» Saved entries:
□ □ □ □ □ □ □
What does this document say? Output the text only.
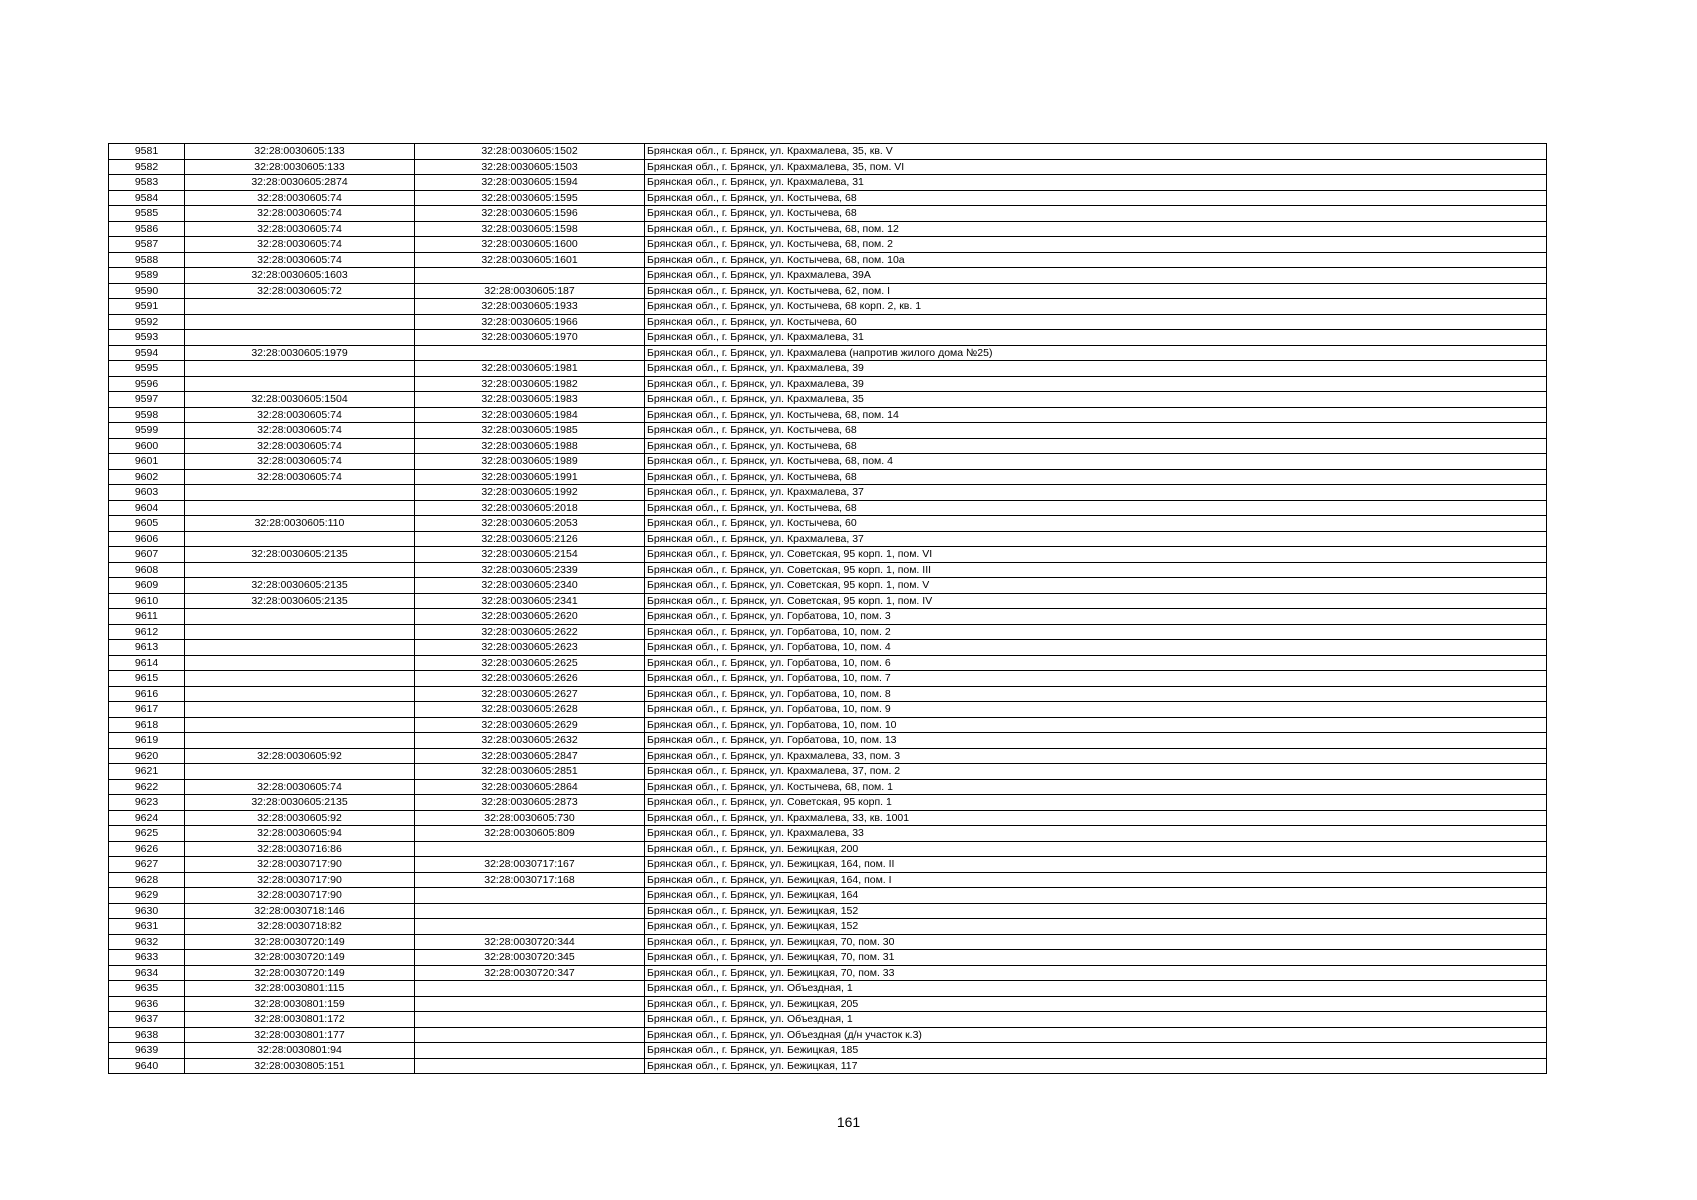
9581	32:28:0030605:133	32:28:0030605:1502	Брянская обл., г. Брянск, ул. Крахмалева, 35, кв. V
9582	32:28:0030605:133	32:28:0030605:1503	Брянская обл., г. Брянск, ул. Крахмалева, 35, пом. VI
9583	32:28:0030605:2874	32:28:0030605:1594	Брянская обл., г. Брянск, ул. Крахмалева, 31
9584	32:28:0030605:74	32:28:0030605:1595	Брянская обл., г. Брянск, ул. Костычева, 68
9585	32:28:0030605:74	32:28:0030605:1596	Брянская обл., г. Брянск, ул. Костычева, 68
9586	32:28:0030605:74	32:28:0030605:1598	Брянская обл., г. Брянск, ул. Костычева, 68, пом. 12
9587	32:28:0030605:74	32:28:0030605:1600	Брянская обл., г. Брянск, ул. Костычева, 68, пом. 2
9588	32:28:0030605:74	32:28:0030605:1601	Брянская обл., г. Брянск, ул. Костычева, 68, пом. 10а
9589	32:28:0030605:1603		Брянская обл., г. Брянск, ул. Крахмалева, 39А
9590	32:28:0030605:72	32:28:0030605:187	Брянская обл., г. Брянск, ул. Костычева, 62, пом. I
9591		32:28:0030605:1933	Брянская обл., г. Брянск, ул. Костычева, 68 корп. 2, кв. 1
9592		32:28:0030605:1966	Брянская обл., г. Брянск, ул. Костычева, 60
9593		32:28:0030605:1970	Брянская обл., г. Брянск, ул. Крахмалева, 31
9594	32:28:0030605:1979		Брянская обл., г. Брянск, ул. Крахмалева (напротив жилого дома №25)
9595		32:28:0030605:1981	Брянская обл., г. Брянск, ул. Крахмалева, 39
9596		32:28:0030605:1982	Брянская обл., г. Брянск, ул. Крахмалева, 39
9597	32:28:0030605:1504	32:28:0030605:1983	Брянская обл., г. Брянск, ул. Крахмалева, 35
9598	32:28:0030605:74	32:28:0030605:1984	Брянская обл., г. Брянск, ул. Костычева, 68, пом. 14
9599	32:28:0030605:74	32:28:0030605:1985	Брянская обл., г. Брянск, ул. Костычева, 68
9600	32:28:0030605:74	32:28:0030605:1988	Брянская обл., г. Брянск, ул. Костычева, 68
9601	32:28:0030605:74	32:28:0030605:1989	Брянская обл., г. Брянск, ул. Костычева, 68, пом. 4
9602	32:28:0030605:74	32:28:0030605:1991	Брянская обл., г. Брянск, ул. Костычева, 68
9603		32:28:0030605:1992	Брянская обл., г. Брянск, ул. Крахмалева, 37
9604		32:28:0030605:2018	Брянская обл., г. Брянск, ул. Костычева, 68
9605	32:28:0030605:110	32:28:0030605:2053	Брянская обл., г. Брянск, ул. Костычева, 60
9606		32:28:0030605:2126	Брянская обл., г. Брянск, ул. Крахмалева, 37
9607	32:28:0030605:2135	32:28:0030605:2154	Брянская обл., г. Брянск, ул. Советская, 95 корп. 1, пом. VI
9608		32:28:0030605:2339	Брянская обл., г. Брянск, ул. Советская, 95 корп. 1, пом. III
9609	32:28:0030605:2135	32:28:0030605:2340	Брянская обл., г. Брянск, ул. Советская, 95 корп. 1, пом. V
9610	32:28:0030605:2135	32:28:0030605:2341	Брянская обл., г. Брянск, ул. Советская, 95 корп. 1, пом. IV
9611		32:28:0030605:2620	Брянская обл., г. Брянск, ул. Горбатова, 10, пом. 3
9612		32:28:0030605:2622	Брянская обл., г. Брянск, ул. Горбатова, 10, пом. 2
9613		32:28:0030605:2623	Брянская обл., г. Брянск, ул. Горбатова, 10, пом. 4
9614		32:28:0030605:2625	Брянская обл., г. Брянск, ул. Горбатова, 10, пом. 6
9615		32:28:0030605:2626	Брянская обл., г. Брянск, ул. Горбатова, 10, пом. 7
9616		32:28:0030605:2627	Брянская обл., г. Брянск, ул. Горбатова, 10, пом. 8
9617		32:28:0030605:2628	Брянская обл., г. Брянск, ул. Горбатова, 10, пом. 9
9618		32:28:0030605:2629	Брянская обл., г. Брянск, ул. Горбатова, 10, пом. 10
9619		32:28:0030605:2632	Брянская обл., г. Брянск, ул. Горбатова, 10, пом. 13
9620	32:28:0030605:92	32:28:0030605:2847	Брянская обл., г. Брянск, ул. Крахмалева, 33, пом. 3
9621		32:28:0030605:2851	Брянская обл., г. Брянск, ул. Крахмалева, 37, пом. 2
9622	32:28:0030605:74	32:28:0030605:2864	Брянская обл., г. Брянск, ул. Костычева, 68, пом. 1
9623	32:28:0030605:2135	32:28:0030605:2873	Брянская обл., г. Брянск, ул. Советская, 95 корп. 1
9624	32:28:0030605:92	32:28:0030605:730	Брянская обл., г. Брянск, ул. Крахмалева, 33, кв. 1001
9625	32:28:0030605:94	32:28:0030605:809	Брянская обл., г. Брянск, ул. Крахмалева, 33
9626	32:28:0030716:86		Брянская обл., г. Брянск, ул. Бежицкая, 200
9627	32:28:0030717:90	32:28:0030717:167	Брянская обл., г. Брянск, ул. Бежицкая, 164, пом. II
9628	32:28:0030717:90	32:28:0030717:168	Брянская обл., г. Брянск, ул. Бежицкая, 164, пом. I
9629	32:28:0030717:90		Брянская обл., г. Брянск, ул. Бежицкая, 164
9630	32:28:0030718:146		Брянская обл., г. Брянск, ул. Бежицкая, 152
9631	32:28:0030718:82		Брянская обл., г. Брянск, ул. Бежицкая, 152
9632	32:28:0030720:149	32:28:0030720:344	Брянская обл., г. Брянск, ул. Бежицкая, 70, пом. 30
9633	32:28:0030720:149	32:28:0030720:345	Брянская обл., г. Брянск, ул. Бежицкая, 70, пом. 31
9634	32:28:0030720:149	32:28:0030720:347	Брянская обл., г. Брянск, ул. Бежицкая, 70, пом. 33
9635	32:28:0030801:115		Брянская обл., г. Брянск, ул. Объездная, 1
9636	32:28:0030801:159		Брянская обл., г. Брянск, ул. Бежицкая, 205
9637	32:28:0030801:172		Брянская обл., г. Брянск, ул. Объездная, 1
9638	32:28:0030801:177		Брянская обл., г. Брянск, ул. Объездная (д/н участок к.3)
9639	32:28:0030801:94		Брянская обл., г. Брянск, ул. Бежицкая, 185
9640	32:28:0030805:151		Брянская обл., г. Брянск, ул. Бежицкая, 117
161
□ □ □ □ □ □ □
Whichever lines contain the string "Объездная", select and copy them.

» Solution for this exercise:
9635	32:28:0030801:115		Брянская обл., г. Брянск, ул. Объездная, 1
9637	32:28:0030801:172		Брянская обл., г. Брянск, ул. Объездная, 1
9638	32:28:0030801:177		Брянская обл., г. Брянск, ул. Объездная (д/н участок к.3)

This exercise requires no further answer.